• Recorded data:
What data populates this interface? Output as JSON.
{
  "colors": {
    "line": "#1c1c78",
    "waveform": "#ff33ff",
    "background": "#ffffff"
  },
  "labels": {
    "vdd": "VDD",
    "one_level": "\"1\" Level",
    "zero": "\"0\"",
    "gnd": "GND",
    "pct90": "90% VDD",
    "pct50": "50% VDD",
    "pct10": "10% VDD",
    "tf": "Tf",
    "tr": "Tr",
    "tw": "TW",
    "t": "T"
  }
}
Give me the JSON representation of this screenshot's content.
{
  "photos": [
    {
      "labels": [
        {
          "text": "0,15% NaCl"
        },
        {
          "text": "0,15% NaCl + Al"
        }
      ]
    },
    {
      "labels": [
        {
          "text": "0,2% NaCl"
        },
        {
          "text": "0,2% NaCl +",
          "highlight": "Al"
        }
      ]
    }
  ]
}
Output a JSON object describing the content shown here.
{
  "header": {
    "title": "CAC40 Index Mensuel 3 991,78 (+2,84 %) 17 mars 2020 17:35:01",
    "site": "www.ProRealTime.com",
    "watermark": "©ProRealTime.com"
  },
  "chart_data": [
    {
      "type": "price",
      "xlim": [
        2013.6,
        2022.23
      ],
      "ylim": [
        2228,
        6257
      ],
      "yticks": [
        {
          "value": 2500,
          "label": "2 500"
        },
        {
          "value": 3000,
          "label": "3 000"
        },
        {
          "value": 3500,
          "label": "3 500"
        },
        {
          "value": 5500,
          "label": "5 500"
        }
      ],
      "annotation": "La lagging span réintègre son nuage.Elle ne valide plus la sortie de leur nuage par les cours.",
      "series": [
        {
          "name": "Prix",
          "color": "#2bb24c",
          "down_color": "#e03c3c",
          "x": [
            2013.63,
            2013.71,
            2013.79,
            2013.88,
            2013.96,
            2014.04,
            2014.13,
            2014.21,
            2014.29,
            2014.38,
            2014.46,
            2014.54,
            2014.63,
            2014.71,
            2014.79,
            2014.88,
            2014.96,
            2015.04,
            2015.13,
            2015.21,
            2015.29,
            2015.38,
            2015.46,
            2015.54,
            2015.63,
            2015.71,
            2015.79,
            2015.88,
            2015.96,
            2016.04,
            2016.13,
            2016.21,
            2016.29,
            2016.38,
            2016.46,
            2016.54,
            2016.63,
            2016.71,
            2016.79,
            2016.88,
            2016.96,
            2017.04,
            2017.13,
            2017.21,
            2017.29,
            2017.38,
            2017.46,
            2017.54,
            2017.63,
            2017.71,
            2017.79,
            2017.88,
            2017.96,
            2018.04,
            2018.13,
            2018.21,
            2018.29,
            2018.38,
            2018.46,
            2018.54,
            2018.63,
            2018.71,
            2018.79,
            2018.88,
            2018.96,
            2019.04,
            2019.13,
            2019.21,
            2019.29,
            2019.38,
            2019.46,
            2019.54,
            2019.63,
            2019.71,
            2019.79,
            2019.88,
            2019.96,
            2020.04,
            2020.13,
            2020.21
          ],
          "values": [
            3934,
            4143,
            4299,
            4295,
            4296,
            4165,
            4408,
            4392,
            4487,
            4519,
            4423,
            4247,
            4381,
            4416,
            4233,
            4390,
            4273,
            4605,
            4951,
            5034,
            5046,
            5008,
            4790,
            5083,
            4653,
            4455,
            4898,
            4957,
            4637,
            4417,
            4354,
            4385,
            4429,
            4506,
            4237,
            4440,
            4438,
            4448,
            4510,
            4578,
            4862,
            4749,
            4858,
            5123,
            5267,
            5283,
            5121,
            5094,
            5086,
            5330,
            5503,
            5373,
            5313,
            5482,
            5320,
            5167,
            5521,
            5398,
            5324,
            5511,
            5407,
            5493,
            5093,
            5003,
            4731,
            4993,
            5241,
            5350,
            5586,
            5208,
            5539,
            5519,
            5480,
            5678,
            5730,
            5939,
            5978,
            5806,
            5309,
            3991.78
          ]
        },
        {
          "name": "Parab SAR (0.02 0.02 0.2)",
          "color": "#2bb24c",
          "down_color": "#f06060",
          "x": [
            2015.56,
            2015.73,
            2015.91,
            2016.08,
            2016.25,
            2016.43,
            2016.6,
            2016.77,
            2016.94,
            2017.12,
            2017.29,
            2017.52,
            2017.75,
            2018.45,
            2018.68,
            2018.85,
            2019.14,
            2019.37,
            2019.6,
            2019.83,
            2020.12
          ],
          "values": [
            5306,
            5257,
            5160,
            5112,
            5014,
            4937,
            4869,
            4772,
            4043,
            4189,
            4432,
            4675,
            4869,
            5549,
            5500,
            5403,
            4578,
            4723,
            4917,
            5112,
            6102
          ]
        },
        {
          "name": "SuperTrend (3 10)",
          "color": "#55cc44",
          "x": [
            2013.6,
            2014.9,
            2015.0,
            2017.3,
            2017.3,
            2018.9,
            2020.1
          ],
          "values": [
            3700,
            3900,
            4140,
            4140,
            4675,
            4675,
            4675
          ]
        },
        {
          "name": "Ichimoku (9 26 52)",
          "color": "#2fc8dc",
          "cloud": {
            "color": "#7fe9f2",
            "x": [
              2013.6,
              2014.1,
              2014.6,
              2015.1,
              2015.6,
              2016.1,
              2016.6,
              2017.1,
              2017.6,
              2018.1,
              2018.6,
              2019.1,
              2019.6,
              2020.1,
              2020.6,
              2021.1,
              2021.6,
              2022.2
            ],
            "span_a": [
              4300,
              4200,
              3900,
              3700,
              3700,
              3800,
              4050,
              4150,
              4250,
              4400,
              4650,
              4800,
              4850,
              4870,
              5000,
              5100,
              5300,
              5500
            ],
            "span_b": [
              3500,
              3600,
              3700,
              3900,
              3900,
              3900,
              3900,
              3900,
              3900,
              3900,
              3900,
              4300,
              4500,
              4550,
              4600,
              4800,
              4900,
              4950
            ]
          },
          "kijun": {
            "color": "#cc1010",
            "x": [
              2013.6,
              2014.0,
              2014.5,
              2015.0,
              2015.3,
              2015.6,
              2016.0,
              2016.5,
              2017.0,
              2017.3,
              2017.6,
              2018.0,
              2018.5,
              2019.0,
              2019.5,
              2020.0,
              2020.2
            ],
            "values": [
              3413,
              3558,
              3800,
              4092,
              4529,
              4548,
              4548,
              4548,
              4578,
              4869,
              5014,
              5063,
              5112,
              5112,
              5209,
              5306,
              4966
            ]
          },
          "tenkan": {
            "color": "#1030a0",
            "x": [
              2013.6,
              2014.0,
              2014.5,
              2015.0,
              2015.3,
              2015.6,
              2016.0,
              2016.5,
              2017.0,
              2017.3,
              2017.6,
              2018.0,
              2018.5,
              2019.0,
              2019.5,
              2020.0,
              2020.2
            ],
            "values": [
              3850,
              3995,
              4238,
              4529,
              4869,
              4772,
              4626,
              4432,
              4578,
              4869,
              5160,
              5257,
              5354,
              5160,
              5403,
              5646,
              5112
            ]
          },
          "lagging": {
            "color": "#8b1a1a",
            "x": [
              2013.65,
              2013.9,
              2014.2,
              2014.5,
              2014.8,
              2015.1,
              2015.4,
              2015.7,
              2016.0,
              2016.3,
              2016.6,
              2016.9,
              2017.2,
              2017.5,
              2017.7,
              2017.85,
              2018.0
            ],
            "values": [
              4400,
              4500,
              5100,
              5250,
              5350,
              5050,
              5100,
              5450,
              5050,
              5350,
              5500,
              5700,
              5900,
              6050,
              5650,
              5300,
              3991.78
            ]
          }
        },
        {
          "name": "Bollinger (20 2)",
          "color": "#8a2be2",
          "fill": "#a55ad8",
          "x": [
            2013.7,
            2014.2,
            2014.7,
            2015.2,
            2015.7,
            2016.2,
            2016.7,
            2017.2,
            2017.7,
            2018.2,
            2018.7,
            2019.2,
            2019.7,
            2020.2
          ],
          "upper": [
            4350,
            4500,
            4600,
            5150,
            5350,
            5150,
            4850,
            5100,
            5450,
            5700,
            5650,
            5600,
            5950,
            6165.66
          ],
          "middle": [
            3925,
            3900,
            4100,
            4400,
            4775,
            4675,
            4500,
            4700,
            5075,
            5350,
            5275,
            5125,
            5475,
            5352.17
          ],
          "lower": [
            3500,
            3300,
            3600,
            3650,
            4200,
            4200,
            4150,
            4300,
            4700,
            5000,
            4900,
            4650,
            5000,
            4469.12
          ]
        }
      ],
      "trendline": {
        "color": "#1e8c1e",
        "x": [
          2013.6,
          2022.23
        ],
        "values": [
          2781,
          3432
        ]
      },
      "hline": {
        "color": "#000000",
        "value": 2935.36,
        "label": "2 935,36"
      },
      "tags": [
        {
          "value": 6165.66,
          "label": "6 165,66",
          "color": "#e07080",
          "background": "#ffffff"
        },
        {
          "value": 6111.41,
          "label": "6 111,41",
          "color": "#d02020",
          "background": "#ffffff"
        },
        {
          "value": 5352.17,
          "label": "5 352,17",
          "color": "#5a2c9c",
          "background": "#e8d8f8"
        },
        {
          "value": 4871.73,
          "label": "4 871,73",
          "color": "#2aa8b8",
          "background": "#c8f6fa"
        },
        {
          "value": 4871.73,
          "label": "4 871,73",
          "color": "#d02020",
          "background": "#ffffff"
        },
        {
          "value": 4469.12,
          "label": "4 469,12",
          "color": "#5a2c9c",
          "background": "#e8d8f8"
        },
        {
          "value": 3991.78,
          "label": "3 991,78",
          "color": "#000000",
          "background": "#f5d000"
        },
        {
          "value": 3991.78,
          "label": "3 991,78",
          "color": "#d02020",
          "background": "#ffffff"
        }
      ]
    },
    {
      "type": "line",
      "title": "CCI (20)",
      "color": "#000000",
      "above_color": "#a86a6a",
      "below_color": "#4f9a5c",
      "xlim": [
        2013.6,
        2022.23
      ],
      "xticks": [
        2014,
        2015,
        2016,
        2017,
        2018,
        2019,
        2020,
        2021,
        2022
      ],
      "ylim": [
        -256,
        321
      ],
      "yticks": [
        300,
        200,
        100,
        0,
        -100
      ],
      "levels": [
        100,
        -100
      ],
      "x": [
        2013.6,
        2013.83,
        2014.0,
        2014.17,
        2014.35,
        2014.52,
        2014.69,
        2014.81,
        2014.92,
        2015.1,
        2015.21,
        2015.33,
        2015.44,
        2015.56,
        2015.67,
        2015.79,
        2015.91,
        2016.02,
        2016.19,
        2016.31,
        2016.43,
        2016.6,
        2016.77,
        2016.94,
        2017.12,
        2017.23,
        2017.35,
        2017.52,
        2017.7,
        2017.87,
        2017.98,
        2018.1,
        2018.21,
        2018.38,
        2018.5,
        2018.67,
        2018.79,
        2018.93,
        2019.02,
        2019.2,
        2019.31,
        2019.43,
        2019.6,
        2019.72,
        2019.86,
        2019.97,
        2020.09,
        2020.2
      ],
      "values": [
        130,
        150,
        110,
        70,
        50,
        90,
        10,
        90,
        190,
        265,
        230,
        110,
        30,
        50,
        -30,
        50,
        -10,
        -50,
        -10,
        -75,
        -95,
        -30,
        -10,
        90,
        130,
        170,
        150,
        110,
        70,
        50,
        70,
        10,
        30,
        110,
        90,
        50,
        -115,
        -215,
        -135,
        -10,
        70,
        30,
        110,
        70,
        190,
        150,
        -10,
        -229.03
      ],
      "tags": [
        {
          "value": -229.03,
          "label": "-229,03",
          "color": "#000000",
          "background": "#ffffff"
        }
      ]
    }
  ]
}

• Work required:
Find every line in the records above that holds the word "text", and copy each one.

• Task response:
          "text": "0,15% NaCl"
          "text": "0,15% NaCl + Al"
          "text": "0,2% NaCl"
          "text": "0,2% NaCl +",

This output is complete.